== TASK ==
Every line of the data that contains the string "measuring" must be copied.

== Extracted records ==
------------------------

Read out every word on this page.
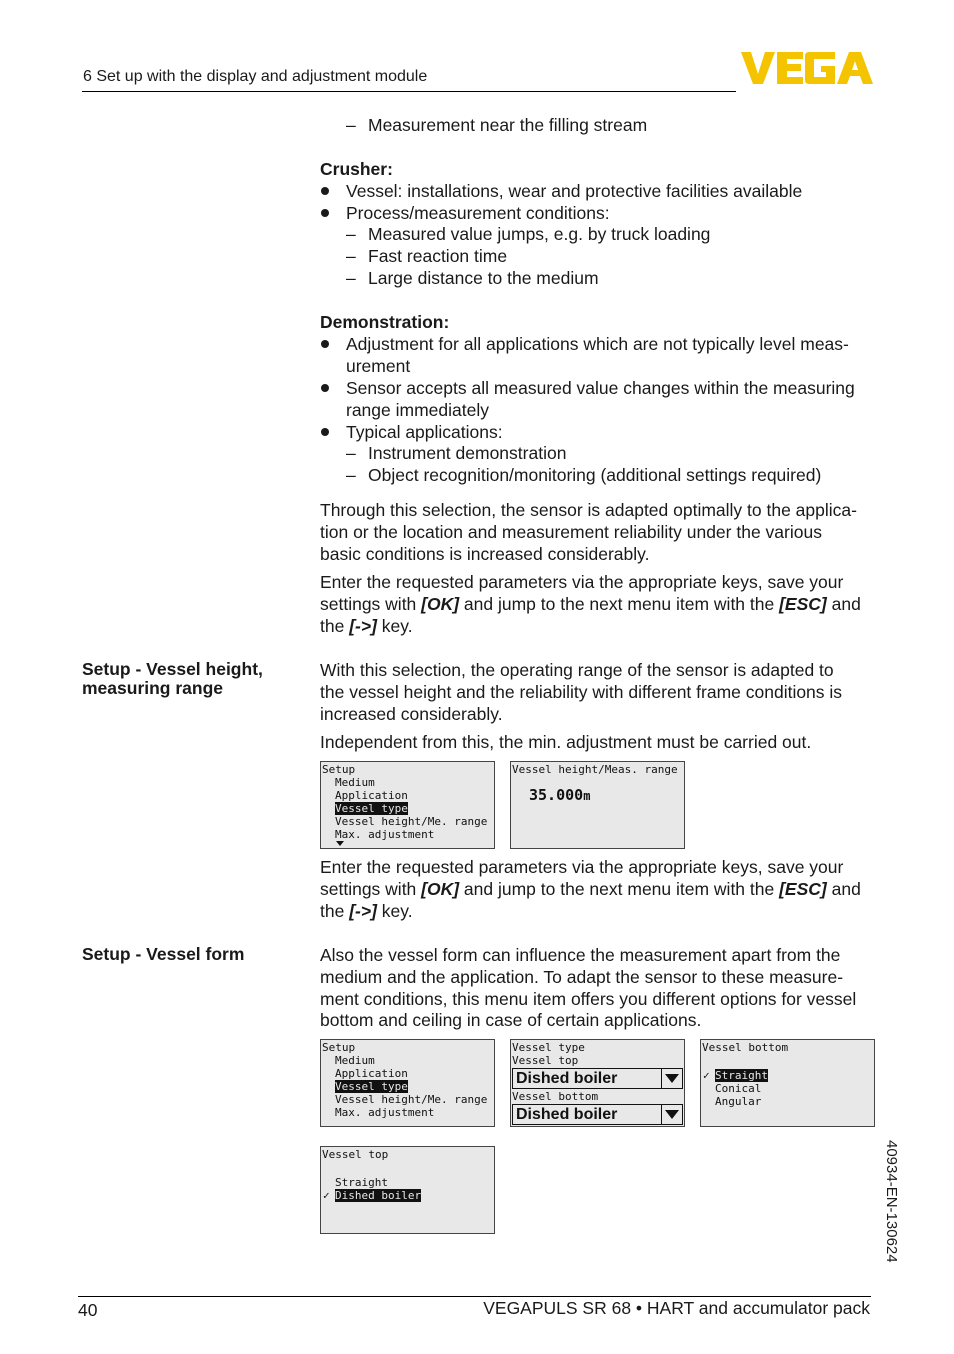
6 Set up with the display and adjustment module
– Measurement near the filling stream
Crusher:
Vessel: installations, wear and protective facilities available
Process/measurement conditions:
– Measured value jumps, e.g. by truck loading
– Fast reaction time
– Large distance to the medium
Demonstration:
Adjustment for all applications which are not typically level meas-
urement
Sensor accepts all measured value changes within the measuring
range immediately
Typical applications:
– Instrument demonstration
– Object recognition/monitoring (additional settings required)
Through this selection, the sensor is adapted optimally to the applica-
tion or the location and measurement reliability under the various
basic conditions is increased considerably.
Enter the requested parameters via the appropriate keys, save your
settings with [OK] and jump to the next menu item with the [ESC] and
the [->] key.
Setup - Vessel height,
measuring range
With this selection, the operating range of the sensor is adapted to
the vessel height and the reliability with different frame conditions is
increased considerably.
Independent from this, the min. adjustment must be carried out.
Setup
Medium
Application
Vessel type
Vessel height/Me. range
Max. adjustment
Vessel height/Meas. range
35.000m
Enter the requested parameters via the appropriate keys, save your
settings with [OK] and jump to the next menu item with the [ESC] and
the [->] key.
Setup - Vessel form	Also the vessel form can influence the measurement apart from the
medium and the application. To adapt the sensor to these measure-
ment conditions, this menu item offers you different options for vessel
bottom and ceiling in case of certain applications.
Setup
Medium
Application
Vessel type
Vessel height/Me. range
Max. adjustment
Vessel type
Vessel top
Dished boiler
Vessel bottom
Dished boiler
Vessel bottom
✓ Straight
Conical
Angular
Vessel top
Straight
✓ Dished boiler	40934-EN-130624
40	VEGAPULS SR 68 • HART and accumulator pack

------------------------

== EXERCISE RESPONSE ==
Sensor accepts all measured value changes within the measuring
measuring range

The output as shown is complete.